Exercise prompt: Would you return the complete listing below word for word?

Input for this task:
********

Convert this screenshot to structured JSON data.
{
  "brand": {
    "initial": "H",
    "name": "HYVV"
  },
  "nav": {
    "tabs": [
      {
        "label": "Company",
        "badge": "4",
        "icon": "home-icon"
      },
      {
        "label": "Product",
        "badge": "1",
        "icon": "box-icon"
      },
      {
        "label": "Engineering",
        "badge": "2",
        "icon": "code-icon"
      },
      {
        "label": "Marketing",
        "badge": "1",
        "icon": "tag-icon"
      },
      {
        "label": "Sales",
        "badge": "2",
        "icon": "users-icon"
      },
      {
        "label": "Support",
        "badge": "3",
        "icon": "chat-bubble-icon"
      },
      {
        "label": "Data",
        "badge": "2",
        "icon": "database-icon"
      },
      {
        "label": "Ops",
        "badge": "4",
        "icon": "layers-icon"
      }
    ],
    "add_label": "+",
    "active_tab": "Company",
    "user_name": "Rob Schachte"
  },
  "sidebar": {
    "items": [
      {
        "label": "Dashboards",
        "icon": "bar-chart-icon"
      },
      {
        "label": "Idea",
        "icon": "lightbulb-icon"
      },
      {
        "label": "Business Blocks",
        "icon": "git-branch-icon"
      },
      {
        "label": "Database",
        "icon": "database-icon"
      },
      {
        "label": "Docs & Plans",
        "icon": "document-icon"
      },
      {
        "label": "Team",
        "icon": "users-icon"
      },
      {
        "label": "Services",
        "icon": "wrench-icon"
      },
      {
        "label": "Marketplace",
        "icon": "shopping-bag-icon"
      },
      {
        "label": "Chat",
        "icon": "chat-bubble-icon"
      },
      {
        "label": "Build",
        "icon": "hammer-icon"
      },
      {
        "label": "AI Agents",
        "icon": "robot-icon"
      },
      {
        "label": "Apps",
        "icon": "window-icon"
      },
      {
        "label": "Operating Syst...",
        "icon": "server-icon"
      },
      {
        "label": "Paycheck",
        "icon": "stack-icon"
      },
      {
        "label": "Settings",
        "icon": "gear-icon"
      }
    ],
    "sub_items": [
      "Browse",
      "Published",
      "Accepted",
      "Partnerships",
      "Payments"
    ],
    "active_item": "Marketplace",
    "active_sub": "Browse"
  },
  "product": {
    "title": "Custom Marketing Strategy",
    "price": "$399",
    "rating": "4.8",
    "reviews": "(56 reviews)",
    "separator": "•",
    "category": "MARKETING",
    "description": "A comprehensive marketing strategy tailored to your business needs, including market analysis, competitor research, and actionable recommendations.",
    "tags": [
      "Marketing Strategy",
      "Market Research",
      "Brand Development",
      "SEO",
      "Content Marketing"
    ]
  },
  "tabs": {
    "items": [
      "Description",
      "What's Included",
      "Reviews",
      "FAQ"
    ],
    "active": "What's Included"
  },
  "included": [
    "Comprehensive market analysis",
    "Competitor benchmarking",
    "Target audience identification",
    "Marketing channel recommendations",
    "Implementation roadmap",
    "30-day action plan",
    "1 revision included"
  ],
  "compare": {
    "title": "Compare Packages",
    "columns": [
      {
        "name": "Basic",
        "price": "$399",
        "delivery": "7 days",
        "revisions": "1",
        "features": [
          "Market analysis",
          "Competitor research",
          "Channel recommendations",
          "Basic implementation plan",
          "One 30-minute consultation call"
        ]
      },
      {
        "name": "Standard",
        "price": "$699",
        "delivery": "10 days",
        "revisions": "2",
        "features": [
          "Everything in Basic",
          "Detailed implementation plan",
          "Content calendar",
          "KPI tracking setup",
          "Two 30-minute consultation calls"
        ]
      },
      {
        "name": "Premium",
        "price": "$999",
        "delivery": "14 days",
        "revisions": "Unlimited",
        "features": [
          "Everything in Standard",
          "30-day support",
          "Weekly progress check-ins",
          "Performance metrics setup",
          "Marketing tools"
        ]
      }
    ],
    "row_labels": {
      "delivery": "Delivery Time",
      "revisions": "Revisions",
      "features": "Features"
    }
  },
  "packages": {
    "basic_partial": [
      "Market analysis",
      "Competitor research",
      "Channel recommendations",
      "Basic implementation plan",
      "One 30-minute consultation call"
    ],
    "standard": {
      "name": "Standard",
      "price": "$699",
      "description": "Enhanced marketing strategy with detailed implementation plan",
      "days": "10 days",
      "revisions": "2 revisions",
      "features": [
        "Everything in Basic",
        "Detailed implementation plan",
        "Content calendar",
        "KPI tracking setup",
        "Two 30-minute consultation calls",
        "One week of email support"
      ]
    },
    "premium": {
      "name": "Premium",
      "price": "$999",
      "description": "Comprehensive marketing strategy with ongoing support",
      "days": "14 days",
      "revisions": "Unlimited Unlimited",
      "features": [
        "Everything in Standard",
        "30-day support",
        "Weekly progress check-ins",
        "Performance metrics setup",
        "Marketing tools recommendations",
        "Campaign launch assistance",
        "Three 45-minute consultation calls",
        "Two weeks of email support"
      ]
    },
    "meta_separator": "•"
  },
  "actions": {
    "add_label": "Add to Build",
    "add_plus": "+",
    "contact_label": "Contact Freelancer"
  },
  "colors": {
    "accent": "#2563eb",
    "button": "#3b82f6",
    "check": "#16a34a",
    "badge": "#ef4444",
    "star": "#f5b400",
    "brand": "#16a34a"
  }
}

********

Solution below:
Convert this screenshot to structured JSON data.
{
  "brand": {
    "initial": "H",
    "name": "HYVV"
  },
  "nav": {
    "tabs": [
      {
        "label": "Company",
        "badge": "4",
        "icon": "home-icon"
      },
      {
        "label": "Product",
        "badge": "1",
        "icon": "box-icon"
      },
      {
        "label": "Engineering",
        "badge": "2",
        "icon": "code-icon"
      },
      {
        "label": "Marketing",
        "badge": "1",
        "icon": "tag-icon"
      },
      {
        "label": "Sales",
        "badge": "2",
        "icon": "users-icon"
      },
      {
        "label": "Support",
        "badge": "3",
        "icon": "chat-bubble-icon"
      },
      {
        "label": "Data",
        "badge": "2",
        "icon": "database-icon"
      },
      {
        "label": "Ops",
        "badge": "4",
        "icon": "layers-icon"
      }
    ],
    "add_label": "+",
    "active_tab": "Company",
    "user_name": "Rob Schachte"
  },
  "sidebar": {
    "items": [
      {
        "label": "Dashboards",
        "icon": "bar-chart-icon"
      },
      {
        "label": "Idea",
        "icon": "lightbulb-icon"
      },
      {
        "label": "Business Blocks",
        "icon": "git-branch-icon"
      },
      {
        "label": "Database",
        "icon": "database-icon"
      },
      {
        "label": "Docs & Plans",
        "icon": "document-icon"
      },
      {
        "label": "Team",
        "icon": "users-icon"
      },
      {
        "label": "Services",
        "icon": "wrench-icon"
      },
      {
        "label": "Marketplace",
        "icon": "shopping-bag-icon"
      },
      {
        "label": "Chat",
        "icon": "chat-bubble-icon"
      },
      {
        "label": "Build",
        "icon": "hammer-icon"
      },
      {
        "label": "AI Agents",
        "icon": "robot-icon"
      },
      {
        "label": "Apps",
        "icon": "window-icon"
      },
      {
        "label": "Operating Syst...",
        "icon": "server-icon"
      },
      {
        "label": "Paycheck",
        "icon": "stack-icon"
      },
      {
        "label": "Settings",
        "icon": "gear-icon"
      }
    ],
    "sub_items": [
      "Browse",
      "Published",
      "Accepted",
      "Partnerships",
      "Payments"
    ],
    "active_item": "Marketplace",
    "active_sub": "Browse"
  },
  "product": {
    "title": "Custom Marketing Strategy",
    "price": "$399",
    "rating": "4.8",
    "reviews": "(56 reviews)",
    "separator": "•",
    "category": "MARKETING",
    "description": "A comprehensive marketing strategy tailored to your business needs, including market analysis, competitor research, and actionable recommendations.",
    "tags": [
      "Marketing Strategy",
      "Market Research",
      "Brand Development",
      "SEO",
      "Content Marketing"
    ]
  },
  "tabs": {
    "items": [
      "Description",
      "What's Included",
      "Reviews",
      "FAQ"
    ],
    "active": "What's Included"
  },
  "included": [
    "Comprehensive market analysis",
    "Competitor benchmarking",
    "Target audience identification",
    "Marketing channel recommendations",
    "Implementation roadmap",
    "30-day action plan",
    "1 revision included"
  ],
  "compare": {
    "title": "Compare Packages",
    "columns": [
      {
        "name": "Basic",
        "price": "$399",
        "delivery": "7 days",
        "revisions": "1",
        "features": [
          "Market analysis",
          "Competitor research",
          "Channel recommendations",
          "Basic implementation plan",
          "One 30-minute consultation call"
        ]
      },
      {
        "name": "Standard",
        "price": "$699",
        "delivery": "10 days",
        "revisions": "2",
        "features": [
          "Everything in Basic",
          "Detailed implementation plan",
          "Content calendar",
          "KPI tracking setup",
          "Two 30-minute consultation calls"
        ]
      },
      {
        "name": "Premium",
        "price": "$999",
        "delivery": "14 days",
        "revisions": "Unlimited",
        "features": [
          "Everything in Standard",
          "30-day support",
          "Weekly progress check-ins",
          "Performance metrics setup",
          "Marketing tools"
        ]
      }
    ],
    "row_labels": {
      "delivery": "Delivery Time",
      "revisions": "Revisions",
      "features": "Features"
    }
  },
  "packages": {
    "basic_partial": [
      "Market analysis",
      "Competitor research",
      "Channel recommendations",
      "Basic implementation plan",
      "One 30-minute consultation call"
    ],
    "standard": {
      "name": "Standard",
      "price": "$699",
      "description": "Enhanced marketing strategy with detailed implementation plan",
      "days": "10 days",
      "revisions": "2 revisions",
      "features": [
        "Everything in Basic",
        "Detailed implementation plan",
        "Content calendar",
        "KPI tracking setup",
        "Two 30-minute consultation calls",
        "One week of email support"
      ]
    },
    "premium": {
      "name": "Premium",
      "price": "$999",
      "description": "Comprehensive marketing strategy with ongoing support",
      "days": "14 days",
      "revisions": "Unlimited Unlimited",
      "features": [
        "Everything in Standard",
        "30-day support",
        "Weekly progress check-ins",
        "Performance metrics setup",
        "Marketing tools recommendations",
        "Campaign launch assistance",
        "Three 45-minute consultation calls",
        "Two weeks of email support"
      ]
    },
    "meta_separator": "•"
  },
  "actions": {
    "add_label": "Add to Build",
    "add_plus": "+",
    "contact_label": "Contact Freelancer"
  },
  "colors": {
    "accent": "#2563eb",
    "button": "#3b82f6",
    "check": "#16a34a",
    "badge": "#ef4444",
    "star": "#f5b400",
    "brand": "#16a34a"
  }
}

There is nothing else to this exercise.